▸ Requests:
A - Condense the paragraph of the thread that begins "I am actually surprised" into a short bulleted list that keeps its main facts.
B - Return, unchanged, the stretch of entries from the start through the line that contains "tab-documents[interactable]: Documents <box>208", including both ends.

Nadav Amit Oct. 25, 2021, 4:19 p.m. UTC | #5
> On Oct 25, 2021, at 7:20 AM, Dave Hansen <dave.hansen@intel.com> wrote:
> 
> On 10/21/21 5:21 AM, Nadav Amit wrote:
>> access_error() currently does not check for execution permission
>> violation. 
> Ye
> 
>> As a result, spurious page-faults due to execution permission
>> violation cause SIGSEGV.
> 
> While I could totally believe that something is goofy when VMAs are
> being changed underneath a page fault, I'm having trouble figuring out
> why the "if (error_code & X86_PF_WRITE)" code is being modified.

In the scenario I mentioned the VMAs are not changed underneath the
page-fault. They change *before* the page-fault, but there are
residues of the old PTE in the TLB. 

> 
>> It appears not to be an issue so far, but the next patches avoid TLB
>> flushes on permission promotion, which can lead to this scenario. nodejs
>> for instance crashes when TLB flush is avoided on permission promotion.
> 
> Just to be clear, "promotion" is going from something like:
> 
> 	W=0->W=1
> or
> 	NX=1->NX=0
> 
> right?  I tend to call that "relaxing" permissions.

I specifically talk about NX=1>NX=0.

I can change the language to “relaxing”.

> 
> Currently, X86_PF_WRITE faults are considered an access error unless the
> VMA to which the write occurred allows writes.  Returning "no access
> error" permits continuing and handling the copy-on-write.
> 
> It sounds like you want to expand that.  You want to add a whole class
> of new faults that can be ignored: not just that some COW handling might
> be necessary, but that the PTE itself might be out of date.    Just like
> a "COW fault" may just result in setting the PTE.W=1 and moving on with
> our day, an instruction fault might now just end up with setting
> PTE.NX=0 and also moving on with our day.

You raise an interesting idea (which can easily be implemented with uffd),
but no - I had none of that in my mind.

My only purpose is to deal with actual spurious page-faults that I
encountered when I removed the TLB flush the happens after NX=1->NX=0.

I am actually surprised that the kernel makes such a strong assumption
that every change of NX=1->NX=0 would be followed by a TLB flush, and
that during these changes the mm is locked for write. But that is the
case. If you do not have this change and a PTE is changed from
NX=1->NX=0 and *later* you access the page, you can have a page-fault
due to stale PTE, and get a SIGSEGV since access_error() is wrong to
assume that this is an invalid access.

I did not change and there are no changes to the VMA during the
page-fault. The page-fault handler would do pretty much nothing and
return to user-space which would retry the instruction. [ page-fault
triggers an implicit TLB flush of the offending PTE ]

> 
> I'm really confused why the "error_code & X86_PF_WRITE" case is getting
> modified.  I would have expected it to be something like just adding:
> 
> 	/* read, instruction fetch */
> 	if (error_code & X86_PF_INSN) {
>                /* Avoid enforcing access error if spurious: */
>                if (unlikely(!(vma->vm_flags & VM_EXEC)))

[Data source items]
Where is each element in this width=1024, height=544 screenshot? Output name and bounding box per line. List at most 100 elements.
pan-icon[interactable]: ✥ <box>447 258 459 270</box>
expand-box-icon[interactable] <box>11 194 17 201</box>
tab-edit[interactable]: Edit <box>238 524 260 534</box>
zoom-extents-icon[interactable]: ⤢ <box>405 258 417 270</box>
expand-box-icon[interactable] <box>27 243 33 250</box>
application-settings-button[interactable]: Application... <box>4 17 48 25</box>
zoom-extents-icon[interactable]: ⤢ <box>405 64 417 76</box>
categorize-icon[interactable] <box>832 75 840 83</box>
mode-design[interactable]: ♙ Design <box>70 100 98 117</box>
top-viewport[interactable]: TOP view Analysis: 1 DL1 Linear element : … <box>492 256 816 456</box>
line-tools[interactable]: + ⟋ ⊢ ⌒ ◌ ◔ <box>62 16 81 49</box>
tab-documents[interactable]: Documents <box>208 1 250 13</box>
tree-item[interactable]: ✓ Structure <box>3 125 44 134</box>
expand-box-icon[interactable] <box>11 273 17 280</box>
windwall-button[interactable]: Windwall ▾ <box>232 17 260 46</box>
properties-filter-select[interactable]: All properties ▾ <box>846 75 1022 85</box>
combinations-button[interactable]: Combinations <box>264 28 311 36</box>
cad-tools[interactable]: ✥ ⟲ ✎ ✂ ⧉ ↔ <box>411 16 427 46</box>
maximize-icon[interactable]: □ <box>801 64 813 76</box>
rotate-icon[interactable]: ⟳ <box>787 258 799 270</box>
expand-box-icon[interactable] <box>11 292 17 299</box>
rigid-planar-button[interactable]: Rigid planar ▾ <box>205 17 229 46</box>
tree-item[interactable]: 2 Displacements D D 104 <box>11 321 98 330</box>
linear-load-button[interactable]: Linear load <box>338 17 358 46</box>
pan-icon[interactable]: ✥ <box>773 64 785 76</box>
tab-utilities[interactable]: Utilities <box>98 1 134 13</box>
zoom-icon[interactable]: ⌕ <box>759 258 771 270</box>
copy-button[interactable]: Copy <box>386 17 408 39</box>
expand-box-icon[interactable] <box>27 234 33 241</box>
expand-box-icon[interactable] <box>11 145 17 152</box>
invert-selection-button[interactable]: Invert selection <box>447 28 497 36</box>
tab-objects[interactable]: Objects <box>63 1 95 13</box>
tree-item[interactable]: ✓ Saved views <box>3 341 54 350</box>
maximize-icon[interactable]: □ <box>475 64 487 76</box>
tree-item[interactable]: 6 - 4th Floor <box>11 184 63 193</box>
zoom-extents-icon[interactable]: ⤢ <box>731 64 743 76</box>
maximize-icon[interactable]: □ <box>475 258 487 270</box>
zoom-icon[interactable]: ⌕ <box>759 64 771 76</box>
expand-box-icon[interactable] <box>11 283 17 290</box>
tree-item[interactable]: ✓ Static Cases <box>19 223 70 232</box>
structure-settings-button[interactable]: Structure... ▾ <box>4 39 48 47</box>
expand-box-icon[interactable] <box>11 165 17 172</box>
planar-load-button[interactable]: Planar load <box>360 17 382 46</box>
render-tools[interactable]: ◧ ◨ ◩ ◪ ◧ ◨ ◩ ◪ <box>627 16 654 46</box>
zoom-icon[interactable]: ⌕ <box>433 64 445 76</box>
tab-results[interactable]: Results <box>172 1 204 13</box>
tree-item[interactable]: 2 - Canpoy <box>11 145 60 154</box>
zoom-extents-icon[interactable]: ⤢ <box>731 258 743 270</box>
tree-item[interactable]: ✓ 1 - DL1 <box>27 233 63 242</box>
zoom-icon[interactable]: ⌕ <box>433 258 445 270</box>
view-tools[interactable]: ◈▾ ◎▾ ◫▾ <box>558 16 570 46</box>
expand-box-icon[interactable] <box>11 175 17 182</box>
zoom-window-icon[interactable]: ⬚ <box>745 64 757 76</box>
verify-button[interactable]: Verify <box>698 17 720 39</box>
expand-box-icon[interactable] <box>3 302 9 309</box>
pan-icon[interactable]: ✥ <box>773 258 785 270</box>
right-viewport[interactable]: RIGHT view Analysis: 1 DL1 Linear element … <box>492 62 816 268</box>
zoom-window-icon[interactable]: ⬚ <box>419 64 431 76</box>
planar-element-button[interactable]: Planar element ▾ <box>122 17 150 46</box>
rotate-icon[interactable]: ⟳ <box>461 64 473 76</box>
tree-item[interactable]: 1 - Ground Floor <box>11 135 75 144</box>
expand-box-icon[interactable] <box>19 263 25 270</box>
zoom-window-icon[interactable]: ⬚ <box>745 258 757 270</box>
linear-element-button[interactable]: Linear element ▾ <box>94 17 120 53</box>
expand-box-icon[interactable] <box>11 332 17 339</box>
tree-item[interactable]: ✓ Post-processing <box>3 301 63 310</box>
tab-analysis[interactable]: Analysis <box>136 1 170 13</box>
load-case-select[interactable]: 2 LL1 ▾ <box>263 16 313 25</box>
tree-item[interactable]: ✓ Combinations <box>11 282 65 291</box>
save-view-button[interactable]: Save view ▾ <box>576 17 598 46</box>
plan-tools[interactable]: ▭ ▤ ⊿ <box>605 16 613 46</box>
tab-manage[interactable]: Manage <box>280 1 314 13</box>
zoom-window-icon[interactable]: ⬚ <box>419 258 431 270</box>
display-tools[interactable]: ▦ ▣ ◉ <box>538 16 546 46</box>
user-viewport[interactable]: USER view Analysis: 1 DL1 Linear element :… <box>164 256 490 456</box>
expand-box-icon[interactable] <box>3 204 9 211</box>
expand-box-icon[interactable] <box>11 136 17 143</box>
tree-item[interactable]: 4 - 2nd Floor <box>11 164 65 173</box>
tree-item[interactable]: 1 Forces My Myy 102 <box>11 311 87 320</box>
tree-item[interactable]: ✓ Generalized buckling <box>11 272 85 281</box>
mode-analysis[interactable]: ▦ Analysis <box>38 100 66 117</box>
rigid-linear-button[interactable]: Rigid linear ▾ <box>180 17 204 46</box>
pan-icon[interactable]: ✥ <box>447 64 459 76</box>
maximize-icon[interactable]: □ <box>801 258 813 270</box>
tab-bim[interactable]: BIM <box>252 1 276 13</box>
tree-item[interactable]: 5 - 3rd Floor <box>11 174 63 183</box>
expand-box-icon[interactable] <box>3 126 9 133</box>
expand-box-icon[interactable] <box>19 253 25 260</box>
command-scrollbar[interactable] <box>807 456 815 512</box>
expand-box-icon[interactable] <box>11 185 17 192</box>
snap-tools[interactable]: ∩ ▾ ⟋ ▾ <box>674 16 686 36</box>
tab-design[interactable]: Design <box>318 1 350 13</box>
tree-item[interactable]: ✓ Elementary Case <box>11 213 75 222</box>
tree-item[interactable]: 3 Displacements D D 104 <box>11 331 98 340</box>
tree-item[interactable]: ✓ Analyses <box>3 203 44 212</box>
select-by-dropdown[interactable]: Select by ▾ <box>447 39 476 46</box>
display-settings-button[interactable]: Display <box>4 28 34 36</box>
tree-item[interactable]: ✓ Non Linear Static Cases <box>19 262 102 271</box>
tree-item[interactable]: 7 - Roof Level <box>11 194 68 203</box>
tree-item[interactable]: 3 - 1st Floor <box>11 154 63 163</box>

▸ Answers for the tasks:
A -
- The kernel strongly assumes that every NX=1->NX=0 change is followed by a TLB flush and that the mm is locked for write during such changes.
- Without this change, a PTE changed from NX=1 to NX=0 can cause a page fault from the stale PTE when the page is accessed later.
- That fault results in a SIGSEGV, because access_error() wrongly assumes the access is invalid.

B -
Where is each element in this width=1024, height=544 screenshot? Output name and bounding box per line. List at most 100 elements.
pan-icon[interactable]: ✥ <box>447 258 459 270</box>
expand-box-icon[interactable] <box>11 194 17 201</box>
tab-edit[interactable]: Edit <box>238 524 260 534</box>
zoom-extents-icon[interactable]: ⤢ <box>405 258 417 270</box>
expand-box-icon[interactable] <box>27 243 33 250</box>
application-settings-button[interactable]: Application... <box>4 17 48 25</box>
zoom-extents-icon[interactable]: ⤢ <box>405 64 417 76</box>
categorize-icon[interactable] <box>832 75 840 83</box>
mode-design[interactable]: ♙ Design <box>70 100 98 117</box>
top-viewport[interactable]: TOP view Analysis: 1 DL1 Linear element : … <box>492 256 816 456</box>
line-tools[interactable]: + ⟋ ⊢ ⌒ ◌ ◔ <box>62 16 81 49</box>
tab-documents[interactable]: Documents <box>208 1 250 13</box>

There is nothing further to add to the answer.